* Begin *
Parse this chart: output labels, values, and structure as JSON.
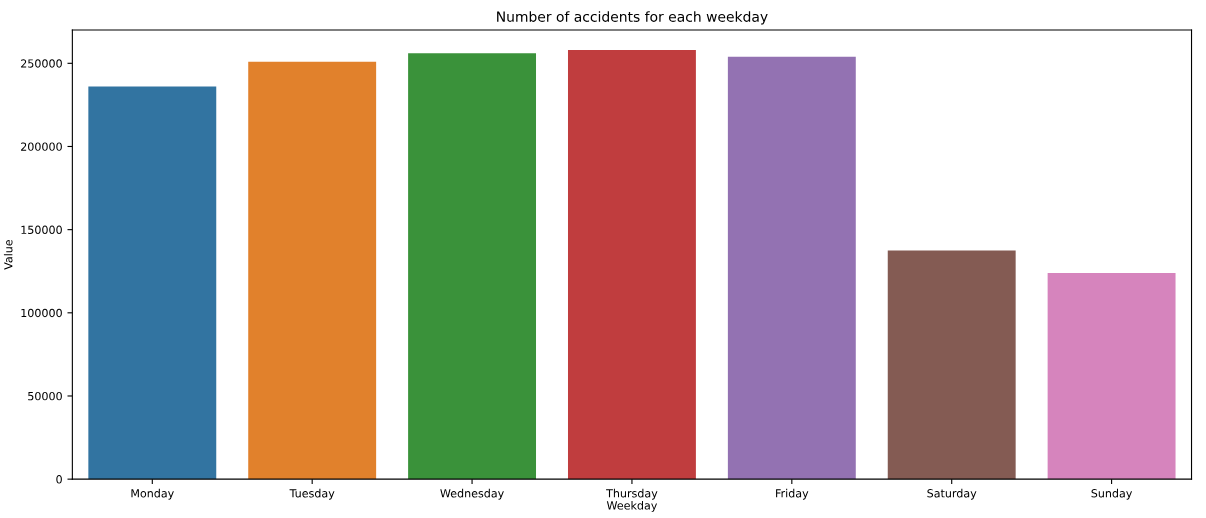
{
  "chart_data": {
    "type": "bar",
    "title": "Number of accidents for each weekday",
    "xlabel": "Weekday",
    "ylabel": "Value",
    "categories": [
      "Monday",
      "Tuesday",
      "Wednesday",
      "Thursday",
      "Friday",
      "Saturday",
      "Sunday"
    ],
    "values": [
      236000,
      251000,
      256000,
      258000,
      254000,
      137500,
      124000
    ],
    "colors": [
      "#3274a1",
      "#e1812c",
      "#3a923a",
      "#c03d3e",
      "#9372b2",
      "#845b53",
      "#d684bd"
    ],
    "ylim": [
      0,
      270000
    ],
    "yticks": [
      0,
      50000,
      100000,
      150000,
      200000,
      250000
    ],
    "grid": false
  }
}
* End *
• [Problem description]
Each line above is to be copied verbatim. Drop any image from the copy.

• [Correct result]
Parse this chart: output labels, values, and structure as JSON.
{
  "chart_data": {
    "type": "bar",
    "title": "Number of accidents for each weekday",
    "xlabel": "Weekday",
    "ylabel": "Value",
    "categories": [
      "Monday",
      "Tuesday",
      "Wednesday",
      "Thursday",
      "Friday",
      "Saturday",
      "Sunday"
    ],
    "values": [
      236000,
      251000,
      256000,
      258000,
      254000,
      137500,
      124000
    ],
    "colors": [
      "#3274a1",
      "#e1812c",
      "#3a923a",
      "#c03d3e",
      "#9372b2",
      "#845b53",
      "#d684bd"
    ],
    "ylim": [
      0,
      270000
    ],
    "yticks": [
      0,
      50000,
      100000,
      150000,
      200000,
      250000
    ],
    "grid": false
  }
}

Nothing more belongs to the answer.